The task:
Using the records below, locate all lines containing "Октябрьская" and return them.

The data:
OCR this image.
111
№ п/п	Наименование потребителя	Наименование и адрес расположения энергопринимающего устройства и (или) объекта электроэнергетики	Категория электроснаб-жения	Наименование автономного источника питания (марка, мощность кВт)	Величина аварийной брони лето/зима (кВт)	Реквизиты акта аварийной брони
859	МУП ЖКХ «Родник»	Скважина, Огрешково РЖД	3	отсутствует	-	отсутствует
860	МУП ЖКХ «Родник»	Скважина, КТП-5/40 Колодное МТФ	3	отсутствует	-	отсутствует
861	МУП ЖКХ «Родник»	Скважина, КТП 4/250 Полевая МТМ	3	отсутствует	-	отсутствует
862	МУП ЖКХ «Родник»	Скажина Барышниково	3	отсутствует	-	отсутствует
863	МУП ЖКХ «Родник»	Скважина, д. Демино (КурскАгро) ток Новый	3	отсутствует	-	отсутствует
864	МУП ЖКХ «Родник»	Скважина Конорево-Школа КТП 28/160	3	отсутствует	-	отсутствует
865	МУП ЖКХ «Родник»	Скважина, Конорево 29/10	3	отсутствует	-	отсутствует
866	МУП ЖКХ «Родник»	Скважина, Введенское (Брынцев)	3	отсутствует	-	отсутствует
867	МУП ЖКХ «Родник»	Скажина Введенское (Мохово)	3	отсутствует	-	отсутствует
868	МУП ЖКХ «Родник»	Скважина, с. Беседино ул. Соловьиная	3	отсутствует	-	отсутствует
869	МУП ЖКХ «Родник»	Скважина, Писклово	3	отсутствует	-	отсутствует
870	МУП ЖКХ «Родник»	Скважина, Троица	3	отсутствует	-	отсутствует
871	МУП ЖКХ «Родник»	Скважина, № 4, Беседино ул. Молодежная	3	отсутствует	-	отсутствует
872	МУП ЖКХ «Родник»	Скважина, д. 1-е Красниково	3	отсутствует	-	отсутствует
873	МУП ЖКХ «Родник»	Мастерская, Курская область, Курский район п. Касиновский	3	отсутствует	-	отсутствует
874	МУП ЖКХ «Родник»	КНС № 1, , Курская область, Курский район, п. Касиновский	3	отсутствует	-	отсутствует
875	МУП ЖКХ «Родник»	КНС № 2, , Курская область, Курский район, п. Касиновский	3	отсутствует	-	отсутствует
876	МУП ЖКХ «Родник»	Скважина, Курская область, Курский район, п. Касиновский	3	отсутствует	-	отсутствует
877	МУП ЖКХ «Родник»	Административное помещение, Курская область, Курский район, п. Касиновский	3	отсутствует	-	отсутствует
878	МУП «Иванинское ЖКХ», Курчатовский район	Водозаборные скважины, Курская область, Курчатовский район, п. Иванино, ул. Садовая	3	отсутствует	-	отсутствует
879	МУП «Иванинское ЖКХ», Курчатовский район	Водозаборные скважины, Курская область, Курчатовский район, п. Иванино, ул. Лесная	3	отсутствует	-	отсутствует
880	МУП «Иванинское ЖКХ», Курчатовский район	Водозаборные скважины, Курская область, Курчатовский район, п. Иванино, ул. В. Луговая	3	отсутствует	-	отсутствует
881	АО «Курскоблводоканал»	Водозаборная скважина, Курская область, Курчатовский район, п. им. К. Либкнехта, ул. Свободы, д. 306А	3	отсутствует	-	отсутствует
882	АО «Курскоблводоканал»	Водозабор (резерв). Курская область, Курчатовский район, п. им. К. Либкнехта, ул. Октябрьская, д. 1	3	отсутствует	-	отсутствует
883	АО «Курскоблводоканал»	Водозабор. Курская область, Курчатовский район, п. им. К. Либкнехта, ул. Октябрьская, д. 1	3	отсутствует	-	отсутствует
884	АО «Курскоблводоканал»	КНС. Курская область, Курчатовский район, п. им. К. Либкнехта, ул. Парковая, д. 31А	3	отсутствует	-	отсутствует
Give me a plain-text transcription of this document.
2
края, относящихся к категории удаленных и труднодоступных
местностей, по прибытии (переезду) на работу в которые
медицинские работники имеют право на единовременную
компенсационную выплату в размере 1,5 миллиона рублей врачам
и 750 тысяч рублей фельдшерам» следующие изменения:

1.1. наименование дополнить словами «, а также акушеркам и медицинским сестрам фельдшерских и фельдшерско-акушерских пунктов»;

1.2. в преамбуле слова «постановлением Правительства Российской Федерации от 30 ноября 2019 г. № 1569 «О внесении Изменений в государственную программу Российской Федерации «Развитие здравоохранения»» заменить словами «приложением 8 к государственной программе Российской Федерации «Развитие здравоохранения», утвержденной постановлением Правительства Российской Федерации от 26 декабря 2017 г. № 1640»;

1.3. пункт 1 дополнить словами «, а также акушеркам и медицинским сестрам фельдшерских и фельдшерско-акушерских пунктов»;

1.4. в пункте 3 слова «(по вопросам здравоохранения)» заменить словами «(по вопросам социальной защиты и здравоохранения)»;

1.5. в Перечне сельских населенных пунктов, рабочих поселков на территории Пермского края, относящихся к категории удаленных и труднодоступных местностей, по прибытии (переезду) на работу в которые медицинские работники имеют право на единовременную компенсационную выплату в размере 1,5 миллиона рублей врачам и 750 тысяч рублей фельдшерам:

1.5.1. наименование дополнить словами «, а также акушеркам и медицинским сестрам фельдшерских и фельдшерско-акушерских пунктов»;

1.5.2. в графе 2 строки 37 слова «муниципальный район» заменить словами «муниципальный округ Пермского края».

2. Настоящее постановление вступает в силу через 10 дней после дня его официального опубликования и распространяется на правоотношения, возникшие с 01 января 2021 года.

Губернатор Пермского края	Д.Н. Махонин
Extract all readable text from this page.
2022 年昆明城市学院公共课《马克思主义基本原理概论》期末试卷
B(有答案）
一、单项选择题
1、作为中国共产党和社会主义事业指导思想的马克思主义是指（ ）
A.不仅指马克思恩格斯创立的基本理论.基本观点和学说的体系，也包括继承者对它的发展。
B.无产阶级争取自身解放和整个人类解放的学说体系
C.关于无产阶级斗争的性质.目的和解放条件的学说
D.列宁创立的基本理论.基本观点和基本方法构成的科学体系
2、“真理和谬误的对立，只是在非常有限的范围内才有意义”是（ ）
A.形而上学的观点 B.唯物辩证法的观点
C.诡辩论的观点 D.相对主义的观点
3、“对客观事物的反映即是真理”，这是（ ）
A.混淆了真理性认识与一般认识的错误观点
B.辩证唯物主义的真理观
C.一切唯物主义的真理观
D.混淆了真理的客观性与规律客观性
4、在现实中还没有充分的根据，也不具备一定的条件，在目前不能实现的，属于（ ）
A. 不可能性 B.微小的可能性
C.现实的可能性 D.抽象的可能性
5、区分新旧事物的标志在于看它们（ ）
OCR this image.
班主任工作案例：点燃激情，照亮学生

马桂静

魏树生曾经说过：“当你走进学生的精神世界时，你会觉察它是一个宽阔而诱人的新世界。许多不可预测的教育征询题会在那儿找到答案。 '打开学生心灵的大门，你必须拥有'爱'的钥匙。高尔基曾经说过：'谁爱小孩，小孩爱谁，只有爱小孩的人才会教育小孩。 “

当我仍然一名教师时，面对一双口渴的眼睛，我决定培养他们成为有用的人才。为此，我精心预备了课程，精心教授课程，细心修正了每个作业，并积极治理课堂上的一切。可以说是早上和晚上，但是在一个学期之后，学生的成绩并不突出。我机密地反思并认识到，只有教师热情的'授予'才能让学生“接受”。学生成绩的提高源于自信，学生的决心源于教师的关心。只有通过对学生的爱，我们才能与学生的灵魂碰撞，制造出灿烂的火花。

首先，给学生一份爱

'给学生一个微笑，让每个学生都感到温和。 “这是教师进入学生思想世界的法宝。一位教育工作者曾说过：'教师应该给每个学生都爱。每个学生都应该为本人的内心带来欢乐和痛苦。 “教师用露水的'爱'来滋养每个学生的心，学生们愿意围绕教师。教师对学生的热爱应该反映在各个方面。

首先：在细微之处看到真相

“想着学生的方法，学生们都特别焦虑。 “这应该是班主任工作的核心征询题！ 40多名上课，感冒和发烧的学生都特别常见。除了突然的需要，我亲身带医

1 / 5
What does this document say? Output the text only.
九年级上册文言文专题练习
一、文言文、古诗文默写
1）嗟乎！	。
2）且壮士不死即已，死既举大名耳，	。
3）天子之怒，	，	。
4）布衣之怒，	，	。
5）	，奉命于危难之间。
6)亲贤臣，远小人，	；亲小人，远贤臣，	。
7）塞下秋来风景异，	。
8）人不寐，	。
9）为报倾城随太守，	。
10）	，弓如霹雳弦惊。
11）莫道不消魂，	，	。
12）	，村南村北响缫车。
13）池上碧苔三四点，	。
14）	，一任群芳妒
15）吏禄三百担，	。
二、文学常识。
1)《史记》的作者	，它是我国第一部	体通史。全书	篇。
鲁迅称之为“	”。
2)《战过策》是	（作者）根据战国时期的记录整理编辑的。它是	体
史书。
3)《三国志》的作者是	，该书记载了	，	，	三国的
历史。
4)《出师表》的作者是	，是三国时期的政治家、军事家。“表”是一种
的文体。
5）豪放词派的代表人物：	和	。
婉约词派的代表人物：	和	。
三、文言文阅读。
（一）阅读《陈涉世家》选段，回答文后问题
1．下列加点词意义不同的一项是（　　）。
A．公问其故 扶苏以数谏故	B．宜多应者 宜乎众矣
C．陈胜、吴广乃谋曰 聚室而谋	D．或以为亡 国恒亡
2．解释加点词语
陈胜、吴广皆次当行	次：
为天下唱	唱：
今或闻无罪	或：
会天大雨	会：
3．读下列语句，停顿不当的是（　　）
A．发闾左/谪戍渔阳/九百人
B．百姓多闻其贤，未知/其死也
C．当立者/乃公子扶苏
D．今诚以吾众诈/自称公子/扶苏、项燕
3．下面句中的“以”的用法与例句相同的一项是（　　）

Written answer:
882	АО «Курскоблводоканал»	Водозабор (резерв). Курская область, Курчатовский район, п. им. К. Либкнехта, ул. Октябрьская, д. 1	3	отсутствует	-	отсутствует
883	АО «Курскоблводоканал»	Водозабор. Курская область, Курчатовский район, п. им. К. Либкнехта, ул. Октябрьская, д. 1	3	отсутствует	-	отсутствует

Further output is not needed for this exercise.